Data entries for graphics
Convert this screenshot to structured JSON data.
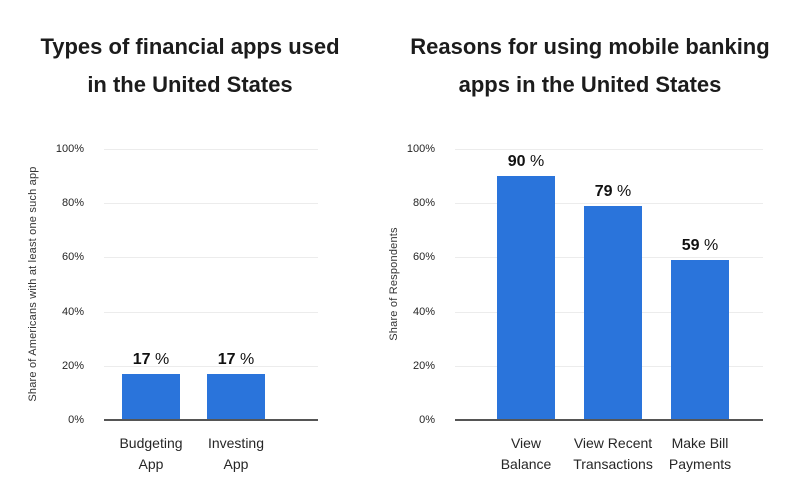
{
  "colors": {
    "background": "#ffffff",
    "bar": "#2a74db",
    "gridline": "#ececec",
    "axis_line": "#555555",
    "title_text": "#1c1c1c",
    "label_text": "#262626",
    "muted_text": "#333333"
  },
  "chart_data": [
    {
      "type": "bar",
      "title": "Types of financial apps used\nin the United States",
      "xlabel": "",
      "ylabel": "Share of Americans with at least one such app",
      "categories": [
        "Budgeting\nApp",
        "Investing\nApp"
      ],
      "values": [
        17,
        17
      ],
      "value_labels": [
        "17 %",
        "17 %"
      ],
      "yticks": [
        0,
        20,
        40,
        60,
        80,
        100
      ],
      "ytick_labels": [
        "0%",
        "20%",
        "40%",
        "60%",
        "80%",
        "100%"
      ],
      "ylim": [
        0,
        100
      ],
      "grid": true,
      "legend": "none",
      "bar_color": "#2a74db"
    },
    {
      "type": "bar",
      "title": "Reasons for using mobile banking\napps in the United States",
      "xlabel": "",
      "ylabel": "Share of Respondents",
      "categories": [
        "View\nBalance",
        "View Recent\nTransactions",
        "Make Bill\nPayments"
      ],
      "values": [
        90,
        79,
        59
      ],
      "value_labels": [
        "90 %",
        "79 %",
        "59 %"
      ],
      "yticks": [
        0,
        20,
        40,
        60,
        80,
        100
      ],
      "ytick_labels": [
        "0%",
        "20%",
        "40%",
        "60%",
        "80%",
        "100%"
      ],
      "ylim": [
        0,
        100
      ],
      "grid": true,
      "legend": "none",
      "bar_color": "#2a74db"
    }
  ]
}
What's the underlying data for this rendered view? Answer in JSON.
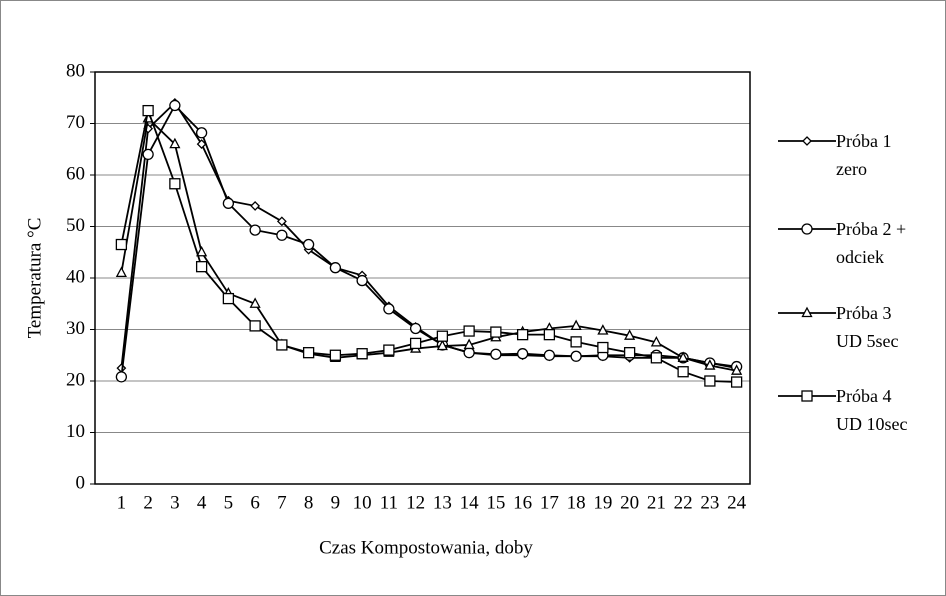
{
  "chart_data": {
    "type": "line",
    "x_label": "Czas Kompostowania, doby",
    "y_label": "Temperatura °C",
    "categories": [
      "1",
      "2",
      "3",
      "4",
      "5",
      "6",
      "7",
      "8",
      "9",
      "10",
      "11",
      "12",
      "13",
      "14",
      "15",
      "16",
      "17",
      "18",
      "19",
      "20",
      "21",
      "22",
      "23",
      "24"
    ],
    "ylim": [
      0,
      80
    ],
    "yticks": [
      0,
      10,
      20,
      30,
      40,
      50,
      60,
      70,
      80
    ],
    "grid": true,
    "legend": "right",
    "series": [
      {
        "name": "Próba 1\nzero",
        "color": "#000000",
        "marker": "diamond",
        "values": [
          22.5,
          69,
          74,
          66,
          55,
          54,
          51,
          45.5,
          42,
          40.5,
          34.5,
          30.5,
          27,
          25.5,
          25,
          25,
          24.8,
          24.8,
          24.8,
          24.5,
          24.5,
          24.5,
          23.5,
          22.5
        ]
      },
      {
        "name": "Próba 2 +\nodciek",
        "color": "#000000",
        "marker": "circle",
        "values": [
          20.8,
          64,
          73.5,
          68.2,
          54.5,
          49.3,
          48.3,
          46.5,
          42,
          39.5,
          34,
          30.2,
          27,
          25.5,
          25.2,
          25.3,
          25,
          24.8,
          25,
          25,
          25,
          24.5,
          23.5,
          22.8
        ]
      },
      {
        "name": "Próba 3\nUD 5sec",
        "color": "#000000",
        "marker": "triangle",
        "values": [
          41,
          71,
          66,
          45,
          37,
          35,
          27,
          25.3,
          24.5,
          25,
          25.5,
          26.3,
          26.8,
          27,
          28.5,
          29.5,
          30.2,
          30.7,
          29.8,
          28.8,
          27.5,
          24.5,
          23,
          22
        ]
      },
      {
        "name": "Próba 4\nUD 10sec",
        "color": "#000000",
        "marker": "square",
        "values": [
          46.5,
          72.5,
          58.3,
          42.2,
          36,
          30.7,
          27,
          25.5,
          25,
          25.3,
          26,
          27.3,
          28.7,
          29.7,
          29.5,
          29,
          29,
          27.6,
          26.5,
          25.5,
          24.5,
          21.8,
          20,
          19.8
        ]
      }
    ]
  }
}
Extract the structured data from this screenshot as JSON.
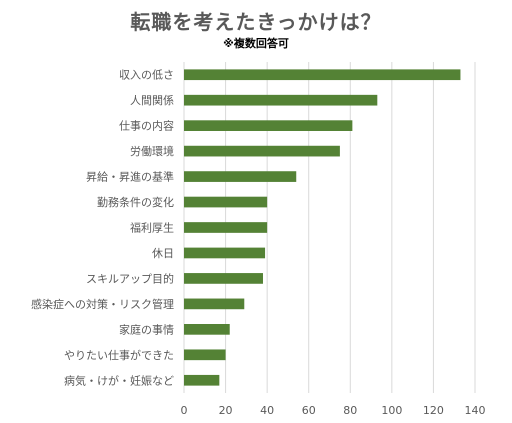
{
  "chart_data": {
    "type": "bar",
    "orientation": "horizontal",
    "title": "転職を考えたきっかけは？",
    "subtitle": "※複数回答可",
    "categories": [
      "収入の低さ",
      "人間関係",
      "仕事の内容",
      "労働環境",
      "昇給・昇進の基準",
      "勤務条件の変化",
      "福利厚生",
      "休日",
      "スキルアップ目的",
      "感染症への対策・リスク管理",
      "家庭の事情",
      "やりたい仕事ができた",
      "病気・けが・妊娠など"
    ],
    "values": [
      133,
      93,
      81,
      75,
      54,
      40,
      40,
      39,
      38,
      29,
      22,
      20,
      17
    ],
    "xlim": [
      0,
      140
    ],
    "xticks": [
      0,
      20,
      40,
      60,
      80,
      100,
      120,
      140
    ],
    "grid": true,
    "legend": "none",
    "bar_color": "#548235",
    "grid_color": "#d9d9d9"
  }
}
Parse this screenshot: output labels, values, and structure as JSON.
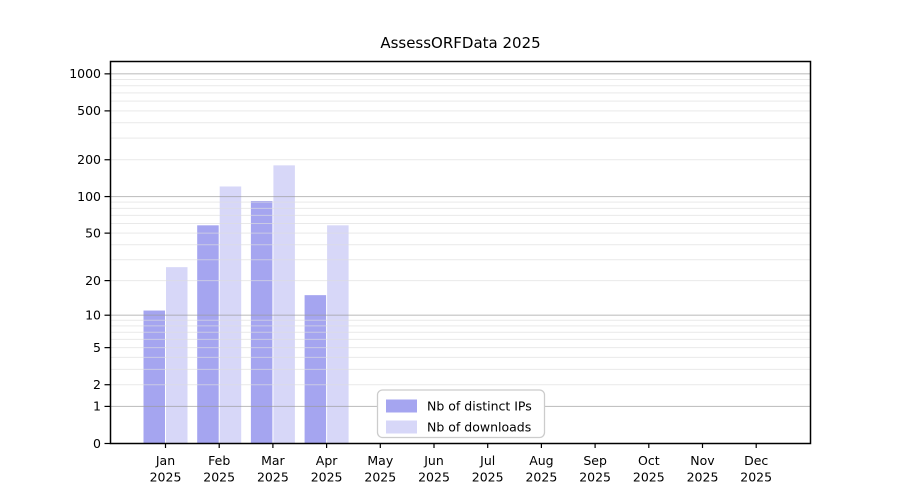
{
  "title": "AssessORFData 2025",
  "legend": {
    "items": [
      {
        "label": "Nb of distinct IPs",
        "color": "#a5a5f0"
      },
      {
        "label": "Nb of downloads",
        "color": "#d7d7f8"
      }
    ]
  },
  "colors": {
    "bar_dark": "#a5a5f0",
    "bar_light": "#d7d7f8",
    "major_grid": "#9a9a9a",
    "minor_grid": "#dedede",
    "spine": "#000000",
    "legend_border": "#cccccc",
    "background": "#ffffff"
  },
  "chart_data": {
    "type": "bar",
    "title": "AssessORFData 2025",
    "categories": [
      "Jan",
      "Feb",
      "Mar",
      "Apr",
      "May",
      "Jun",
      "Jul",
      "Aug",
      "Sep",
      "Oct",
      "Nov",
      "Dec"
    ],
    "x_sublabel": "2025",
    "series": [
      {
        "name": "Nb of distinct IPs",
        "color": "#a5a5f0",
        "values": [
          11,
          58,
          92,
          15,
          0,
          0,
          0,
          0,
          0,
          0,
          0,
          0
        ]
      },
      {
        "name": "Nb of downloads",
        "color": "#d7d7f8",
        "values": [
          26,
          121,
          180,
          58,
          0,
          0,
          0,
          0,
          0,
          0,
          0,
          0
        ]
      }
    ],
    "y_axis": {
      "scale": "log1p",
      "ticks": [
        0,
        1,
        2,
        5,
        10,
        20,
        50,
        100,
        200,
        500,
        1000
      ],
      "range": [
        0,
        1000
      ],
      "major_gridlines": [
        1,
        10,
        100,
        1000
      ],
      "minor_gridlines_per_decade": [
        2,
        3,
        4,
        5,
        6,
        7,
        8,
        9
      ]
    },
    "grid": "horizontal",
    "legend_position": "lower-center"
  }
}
==
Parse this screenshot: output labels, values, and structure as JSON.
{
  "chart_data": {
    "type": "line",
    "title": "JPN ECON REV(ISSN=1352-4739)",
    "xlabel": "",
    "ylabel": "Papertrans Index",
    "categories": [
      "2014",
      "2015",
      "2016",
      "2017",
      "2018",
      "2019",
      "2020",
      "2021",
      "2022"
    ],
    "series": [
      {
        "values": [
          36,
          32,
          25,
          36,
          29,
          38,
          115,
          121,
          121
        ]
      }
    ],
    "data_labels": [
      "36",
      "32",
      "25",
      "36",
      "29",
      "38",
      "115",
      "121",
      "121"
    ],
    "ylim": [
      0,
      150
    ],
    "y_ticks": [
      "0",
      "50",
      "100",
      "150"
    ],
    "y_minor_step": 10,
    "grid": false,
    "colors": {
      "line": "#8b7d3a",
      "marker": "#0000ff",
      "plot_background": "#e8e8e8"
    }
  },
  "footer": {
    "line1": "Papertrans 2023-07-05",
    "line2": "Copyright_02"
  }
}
* * *
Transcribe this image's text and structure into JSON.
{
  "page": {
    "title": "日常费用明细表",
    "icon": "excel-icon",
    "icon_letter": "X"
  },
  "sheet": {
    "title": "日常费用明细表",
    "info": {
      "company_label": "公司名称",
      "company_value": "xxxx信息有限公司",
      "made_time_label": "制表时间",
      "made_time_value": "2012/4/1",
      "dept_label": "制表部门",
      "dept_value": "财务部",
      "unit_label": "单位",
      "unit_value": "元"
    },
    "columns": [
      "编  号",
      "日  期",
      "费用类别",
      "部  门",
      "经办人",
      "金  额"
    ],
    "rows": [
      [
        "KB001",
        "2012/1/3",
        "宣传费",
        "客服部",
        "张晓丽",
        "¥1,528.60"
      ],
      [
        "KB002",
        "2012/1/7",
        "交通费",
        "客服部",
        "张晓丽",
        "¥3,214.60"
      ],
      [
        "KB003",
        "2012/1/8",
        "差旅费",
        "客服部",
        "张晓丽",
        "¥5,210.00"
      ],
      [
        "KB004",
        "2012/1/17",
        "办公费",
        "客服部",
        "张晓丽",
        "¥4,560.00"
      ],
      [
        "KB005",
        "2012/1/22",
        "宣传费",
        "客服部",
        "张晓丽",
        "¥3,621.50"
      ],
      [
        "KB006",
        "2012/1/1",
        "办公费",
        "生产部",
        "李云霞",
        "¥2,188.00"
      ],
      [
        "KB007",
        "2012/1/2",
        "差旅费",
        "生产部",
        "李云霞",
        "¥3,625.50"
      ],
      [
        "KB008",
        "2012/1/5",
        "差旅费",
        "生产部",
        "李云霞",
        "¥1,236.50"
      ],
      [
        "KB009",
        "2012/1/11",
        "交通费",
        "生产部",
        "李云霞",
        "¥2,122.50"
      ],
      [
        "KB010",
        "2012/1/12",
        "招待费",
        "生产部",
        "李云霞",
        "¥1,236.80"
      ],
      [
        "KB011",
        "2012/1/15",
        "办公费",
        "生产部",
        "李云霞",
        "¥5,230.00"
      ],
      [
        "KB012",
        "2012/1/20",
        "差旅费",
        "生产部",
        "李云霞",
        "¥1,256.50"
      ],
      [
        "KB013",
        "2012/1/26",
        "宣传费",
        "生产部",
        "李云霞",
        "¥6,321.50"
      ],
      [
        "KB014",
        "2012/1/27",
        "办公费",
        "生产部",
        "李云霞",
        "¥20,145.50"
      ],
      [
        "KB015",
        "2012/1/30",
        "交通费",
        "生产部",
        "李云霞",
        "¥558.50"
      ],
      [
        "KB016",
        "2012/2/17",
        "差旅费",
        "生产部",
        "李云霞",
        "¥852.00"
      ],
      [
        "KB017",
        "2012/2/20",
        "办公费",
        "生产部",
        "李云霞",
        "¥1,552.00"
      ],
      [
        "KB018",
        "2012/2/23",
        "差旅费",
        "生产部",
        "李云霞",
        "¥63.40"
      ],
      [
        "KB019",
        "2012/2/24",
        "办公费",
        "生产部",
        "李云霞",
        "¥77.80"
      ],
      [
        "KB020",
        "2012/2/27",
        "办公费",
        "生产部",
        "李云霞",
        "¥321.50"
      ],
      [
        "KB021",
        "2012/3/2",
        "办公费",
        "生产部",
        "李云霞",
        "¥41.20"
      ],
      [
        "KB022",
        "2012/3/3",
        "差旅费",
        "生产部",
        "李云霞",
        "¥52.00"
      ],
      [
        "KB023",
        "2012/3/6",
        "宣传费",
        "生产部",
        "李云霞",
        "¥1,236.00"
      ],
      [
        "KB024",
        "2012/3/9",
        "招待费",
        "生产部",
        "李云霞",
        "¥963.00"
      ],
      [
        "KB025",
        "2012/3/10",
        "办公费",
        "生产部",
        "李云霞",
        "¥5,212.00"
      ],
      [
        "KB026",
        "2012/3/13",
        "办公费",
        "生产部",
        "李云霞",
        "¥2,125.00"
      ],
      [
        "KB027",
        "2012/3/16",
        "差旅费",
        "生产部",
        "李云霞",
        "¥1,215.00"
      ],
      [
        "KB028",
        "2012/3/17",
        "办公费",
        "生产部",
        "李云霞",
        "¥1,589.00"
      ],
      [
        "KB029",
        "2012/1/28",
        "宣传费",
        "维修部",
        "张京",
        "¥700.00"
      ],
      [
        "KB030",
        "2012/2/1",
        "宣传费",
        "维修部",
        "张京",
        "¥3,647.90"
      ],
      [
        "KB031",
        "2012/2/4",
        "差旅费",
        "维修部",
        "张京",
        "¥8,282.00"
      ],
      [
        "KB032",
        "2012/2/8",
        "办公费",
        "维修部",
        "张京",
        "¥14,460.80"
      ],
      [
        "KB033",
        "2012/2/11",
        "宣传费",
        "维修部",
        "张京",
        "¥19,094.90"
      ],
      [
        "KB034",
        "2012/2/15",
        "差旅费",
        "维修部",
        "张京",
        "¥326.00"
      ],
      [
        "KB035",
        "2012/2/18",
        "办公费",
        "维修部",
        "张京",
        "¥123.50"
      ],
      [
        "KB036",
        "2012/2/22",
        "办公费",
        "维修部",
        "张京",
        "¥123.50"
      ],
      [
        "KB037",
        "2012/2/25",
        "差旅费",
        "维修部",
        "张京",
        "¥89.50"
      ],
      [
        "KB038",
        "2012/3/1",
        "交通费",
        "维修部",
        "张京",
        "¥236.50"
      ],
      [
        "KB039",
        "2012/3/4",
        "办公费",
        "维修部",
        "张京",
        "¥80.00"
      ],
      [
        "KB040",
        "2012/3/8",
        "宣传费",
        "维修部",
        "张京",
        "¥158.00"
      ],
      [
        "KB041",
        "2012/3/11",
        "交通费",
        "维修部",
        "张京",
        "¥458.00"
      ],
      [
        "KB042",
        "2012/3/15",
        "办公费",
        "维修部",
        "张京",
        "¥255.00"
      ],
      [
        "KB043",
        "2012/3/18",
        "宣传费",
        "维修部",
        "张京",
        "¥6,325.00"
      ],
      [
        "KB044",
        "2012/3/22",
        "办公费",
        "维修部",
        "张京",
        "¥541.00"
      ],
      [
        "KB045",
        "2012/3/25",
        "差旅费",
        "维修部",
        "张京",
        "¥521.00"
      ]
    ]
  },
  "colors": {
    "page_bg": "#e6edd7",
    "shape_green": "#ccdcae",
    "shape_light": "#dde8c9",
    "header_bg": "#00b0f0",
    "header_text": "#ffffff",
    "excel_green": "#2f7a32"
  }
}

§ PROBLEM REQUIREMENTS
Filter the records for lines holding the string "Share". Copy each one.

§ SOLUTION TO THIS TASK
      "ylabel": "Share of Americans with at least one such app",
      "ylabel": "Share of Respondents",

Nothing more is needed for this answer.